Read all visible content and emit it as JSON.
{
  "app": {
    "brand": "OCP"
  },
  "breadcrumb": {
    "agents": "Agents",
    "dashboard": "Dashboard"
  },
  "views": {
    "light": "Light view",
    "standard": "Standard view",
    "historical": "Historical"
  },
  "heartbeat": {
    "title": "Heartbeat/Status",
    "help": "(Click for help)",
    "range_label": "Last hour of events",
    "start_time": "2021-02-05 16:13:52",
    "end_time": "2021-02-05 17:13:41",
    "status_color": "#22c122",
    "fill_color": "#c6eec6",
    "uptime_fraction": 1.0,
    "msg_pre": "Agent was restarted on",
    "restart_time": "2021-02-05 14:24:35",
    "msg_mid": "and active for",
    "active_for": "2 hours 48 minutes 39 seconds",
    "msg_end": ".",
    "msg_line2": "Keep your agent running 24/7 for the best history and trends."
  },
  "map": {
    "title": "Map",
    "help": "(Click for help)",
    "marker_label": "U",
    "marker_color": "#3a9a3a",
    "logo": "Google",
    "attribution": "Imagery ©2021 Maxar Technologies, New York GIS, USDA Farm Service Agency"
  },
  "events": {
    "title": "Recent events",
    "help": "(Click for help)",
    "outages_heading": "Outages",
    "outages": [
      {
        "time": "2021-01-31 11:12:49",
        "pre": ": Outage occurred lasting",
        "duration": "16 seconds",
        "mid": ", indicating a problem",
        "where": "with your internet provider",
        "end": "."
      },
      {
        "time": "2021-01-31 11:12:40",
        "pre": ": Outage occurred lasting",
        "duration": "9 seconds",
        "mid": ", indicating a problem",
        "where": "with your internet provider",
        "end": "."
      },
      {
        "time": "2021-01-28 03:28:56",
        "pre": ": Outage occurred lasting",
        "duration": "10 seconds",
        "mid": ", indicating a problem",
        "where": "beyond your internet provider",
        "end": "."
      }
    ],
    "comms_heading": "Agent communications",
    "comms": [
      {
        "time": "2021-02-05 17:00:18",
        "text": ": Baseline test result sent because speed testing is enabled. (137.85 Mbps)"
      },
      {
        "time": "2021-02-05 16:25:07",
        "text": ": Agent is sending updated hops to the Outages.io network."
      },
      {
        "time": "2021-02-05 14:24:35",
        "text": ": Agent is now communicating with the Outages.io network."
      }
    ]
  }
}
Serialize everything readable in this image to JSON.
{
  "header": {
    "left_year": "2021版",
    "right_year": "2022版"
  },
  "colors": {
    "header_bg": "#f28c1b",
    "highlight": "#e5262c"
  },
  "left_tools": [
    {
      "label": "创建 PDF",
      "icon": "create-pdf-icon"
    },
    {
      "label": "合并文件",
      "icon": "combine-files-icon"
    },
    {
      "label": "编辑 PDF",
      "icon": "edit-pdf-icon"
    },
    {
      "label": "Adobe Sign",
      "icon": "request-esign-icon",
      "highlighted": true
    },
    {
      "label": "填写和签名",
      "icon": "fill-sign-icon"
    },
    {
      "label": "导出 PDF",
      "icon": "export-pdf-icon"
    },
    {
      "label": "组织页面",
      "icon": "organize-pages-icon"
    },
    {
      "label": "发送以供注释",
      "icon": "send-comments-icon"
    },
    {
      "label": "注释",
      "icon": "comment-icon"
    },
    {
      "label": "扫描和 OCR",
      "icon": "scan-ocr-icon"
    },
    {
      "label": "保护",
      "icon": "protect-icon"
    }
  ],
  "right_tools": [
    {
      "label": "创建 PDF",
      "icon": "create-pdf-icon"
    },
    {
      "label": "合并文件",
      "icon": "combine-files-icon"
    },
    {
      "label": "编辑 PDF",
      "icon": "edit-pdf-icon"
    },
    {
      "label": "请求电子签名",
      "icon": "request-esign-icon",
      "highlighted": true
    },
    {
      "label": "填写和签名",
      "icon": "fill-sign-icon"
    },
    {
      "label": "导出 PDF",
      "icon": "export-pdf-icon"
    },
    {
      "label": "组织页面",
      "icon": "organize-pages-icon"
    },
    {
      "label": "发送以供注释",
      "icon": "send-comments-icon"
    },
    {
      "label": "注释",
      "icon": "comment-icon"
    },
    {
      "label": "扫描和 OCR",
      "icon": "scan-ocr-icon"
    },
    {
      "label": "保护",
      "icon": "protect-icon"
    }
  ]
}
-----
Collect the lines of the data that carry the word "network".

### [PROBLEM SOLUTION]
        "text": ": Agent is sending updated hops to the Outages.io network."
        "text": ": Agent is now communicating with the Outages.io network."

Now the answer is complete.